> [Goal]
Work through the listing below and count the lines that hold "ввод". Answer with the number alone.

==*==

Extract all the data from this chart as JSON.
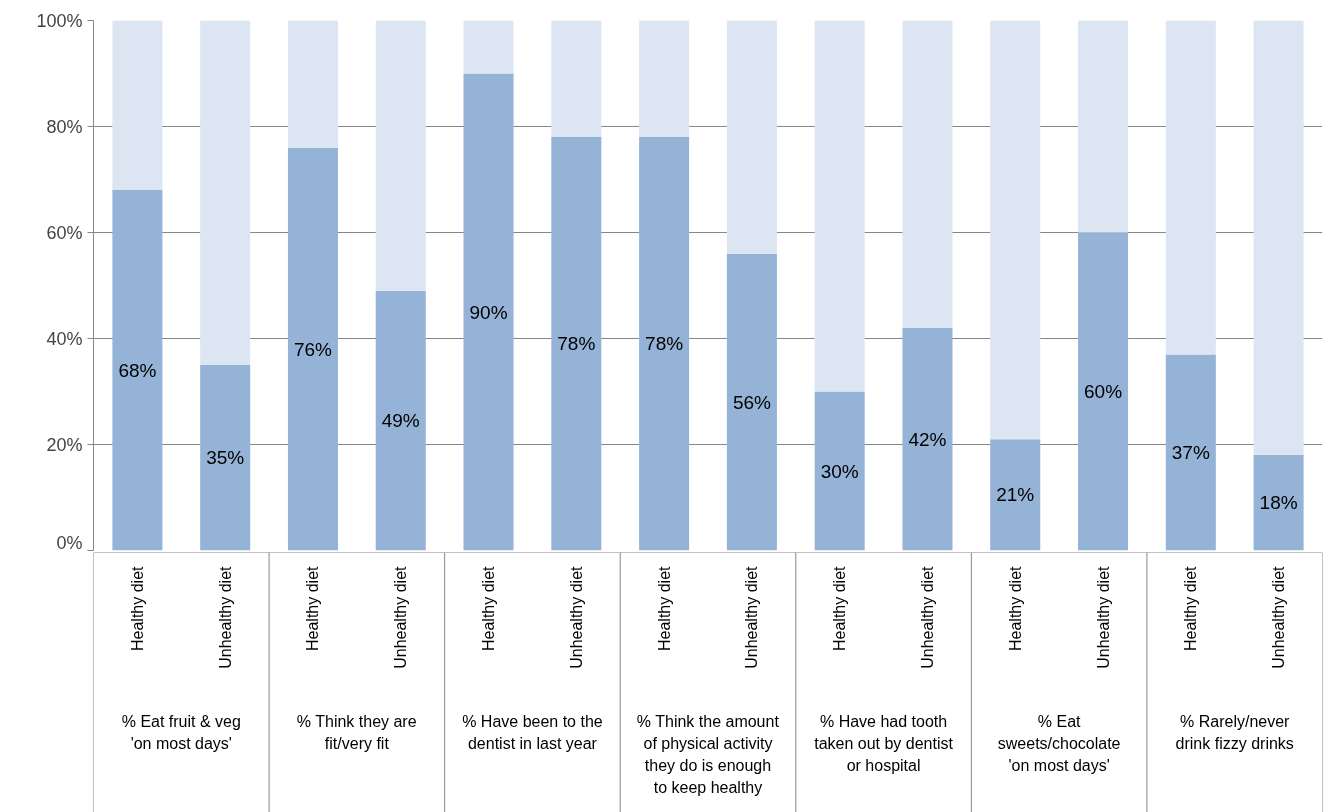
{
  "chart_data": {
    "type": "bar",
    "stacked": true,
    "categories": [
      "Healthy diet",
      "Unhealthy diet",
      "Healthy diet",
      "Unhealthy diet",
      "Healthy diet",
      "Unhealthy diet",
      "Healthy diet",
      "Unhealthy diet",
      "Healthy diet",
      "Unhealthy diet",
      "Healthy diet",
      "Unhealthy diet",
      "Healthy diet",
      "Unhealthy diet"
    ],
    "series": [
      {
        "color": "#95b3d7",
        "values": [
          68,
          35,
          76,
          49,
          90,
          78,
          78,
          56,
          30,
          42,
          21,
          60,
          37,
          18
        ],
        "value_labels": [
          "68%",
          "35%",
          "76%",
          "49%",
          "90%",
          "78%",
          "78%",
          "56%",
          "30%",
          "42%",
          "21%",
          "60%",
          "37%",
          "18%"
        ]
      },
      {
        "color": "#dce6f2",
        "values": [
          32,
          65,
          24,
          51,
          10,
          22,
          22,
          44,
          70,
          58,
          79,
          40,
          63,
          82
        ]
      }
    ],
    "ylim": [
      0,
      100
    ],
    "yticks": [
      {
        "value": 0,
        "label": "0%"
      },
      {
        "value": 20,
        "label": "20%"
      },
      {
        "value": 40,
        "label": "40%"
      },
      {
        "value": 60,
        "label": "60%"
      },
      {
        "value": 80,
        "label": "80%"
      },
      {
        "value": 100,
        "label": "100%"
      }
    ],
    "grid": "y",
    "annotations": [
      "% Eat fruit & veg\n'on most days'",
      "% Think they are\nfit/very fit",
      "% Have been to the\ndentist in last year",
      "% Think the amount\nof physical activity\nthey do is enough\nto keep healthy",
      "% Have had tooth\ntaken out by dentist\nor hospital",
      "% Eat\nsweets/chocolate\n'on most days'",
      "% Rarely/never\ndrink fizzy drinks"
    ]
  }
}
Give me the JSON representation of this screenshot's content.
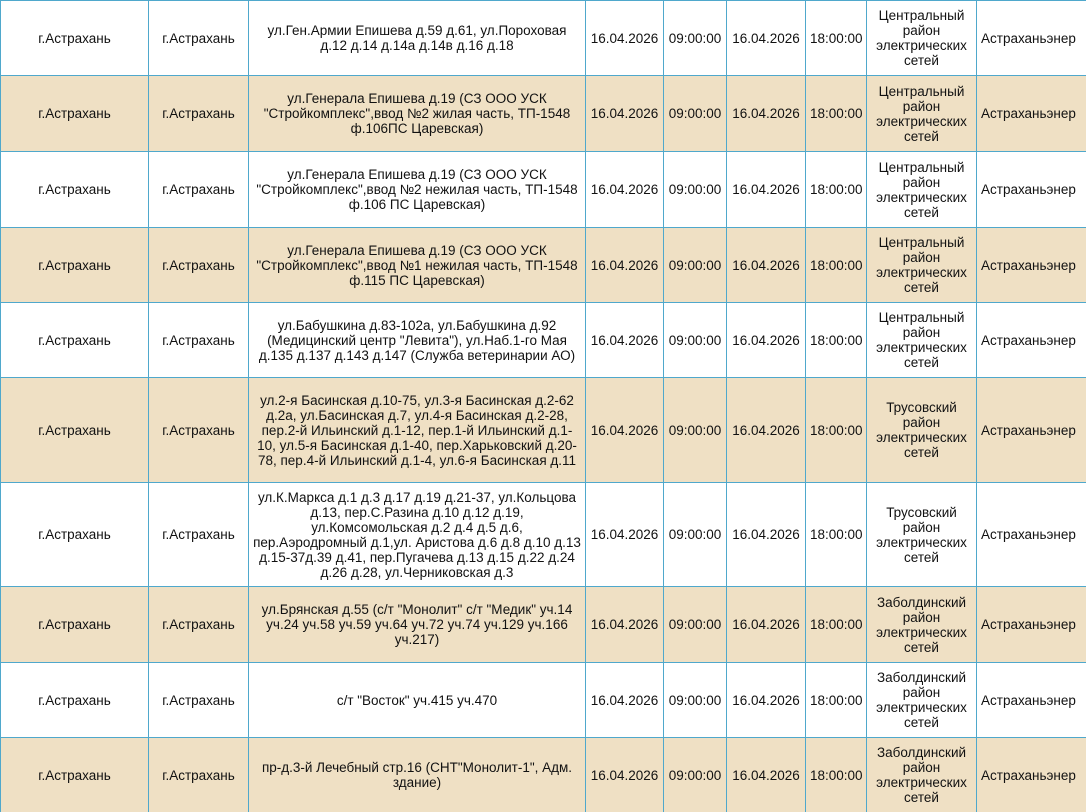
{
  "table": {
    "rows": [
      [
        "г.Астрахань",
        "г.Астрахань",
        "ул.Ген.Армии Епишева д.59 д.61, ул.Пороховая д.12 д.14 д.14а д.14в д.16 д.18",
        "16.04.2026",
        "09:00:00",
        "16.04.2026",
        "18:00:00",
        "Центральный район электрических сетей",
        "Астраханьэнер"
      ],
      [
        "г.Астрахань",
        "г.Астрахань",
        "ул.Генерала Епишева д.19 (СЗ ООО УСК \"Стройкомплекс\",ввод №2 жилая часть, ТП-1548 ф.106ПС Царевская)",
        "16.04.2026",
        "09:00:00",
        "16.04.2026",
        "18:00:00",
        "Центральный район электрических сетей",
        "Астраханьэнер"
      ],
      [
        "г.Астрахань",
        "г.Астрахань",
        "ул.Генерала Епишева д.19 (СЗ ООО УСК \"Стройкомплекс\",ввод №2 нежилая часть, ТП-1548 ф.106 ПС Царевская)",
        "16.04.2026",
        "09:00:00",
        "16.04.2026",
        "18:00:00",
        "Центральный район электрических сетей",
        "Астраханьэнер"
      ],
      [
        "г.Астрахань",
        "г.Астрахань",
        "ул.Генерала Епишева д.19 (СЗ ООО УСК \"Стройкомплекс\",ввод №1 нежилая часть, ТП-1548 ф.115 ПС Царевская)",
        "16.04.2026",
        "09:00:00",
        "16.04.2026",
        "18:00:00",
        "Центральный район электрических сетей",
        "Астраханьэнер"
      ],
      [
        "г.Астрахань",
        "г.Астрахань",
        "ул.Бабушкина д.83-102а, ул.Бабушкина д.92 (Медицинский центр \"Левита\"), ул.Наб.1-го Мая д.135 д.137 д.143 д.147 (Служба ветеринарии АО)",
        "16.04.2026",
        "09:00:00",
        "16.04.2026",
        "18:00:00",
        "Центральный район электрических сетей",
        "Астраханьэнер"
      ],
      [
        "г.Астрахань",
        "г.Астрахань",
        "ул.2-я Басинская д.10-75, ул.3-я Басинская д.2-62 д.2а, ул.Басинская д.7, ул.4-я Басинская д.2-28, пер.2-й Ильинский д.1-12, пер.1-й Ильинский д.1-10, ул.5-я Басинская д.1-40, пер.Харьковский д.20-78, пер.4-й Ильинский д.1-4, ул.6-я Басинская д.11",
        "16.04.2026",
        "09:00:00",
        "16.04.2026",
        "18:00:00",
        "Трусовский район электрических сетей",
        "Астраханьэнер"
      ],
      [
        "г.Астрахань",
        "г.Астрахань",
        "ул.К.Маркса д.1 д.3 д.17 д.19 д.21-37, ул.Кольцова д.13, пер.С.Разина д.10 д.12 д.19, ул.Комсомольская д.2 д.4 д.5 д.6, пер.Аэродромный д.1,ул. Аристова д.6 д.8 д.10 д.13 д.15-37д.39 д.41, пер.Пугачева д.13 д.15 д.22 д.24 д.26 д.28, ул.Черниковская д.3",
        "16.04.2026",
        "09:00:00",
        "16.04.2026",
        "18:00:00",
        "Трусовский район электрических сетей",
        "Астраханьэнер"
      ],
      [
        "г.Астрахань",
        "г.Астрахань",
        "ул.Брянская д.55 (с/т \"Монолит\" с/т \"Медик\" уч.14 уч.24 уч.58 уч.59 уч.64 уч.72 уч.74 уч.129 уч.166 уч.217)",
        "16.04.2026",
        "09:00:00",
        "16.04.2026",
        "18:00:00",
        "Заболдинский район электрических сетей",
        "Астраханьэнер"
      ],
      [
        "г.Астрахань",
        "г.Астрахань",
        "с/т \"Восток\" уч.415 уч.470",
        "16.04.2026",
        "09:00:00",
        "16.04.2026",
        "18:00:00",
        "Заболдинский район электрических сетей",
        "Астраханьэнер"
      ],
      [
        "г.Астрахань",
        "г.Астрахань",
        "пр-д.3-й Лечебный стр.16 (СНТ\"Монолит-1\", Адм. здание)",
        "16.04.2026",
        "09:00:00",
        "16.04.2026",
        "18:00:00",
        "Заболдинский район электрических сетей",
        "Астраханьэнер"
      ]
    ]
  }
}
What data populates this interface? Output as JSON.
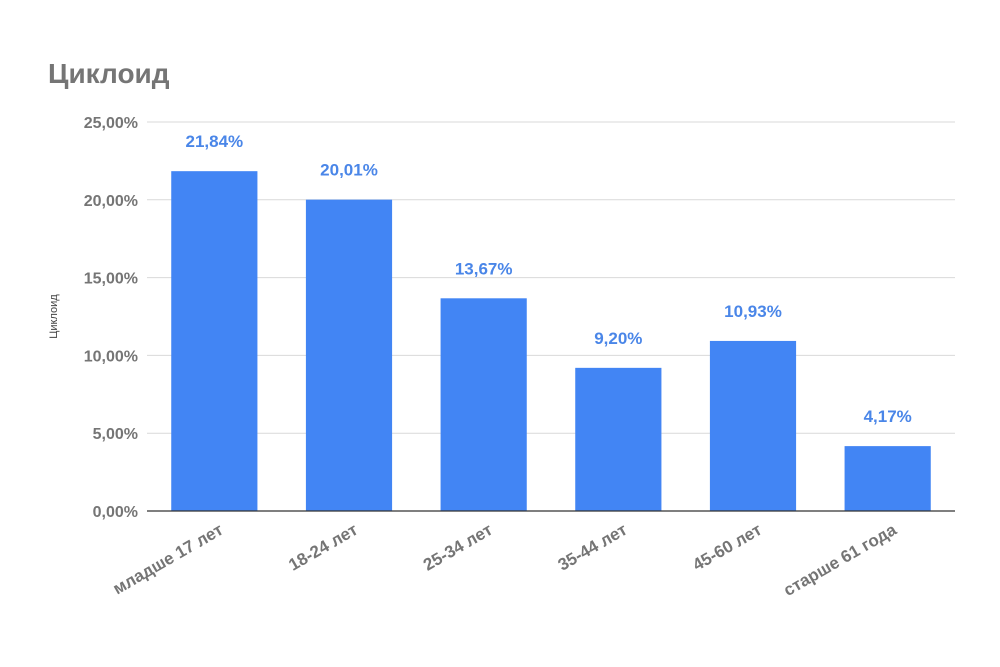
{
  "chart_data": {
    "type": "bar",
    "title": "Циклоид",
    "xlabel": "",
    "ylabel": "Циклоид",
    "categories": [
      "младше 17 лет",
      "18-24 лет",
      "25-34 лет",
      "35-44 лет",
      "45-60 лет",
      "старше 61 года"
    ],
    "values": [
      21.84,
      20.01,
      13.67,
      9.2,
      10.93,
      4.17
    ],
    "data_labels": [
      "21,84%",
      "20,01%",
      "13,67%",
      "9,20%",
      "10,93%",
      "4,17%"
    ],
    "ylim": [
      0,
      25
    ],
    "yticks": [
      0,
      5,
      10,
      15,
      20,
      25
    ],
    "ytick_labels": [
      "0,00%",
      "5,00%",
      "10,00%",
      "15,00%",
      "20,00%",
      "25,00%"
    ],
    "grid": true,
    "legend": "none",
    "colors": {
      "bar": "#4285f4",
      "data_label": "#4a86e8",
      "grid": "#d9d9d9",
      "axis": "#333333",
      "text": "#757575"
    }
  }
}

==*==

> [Response to the exercise]
3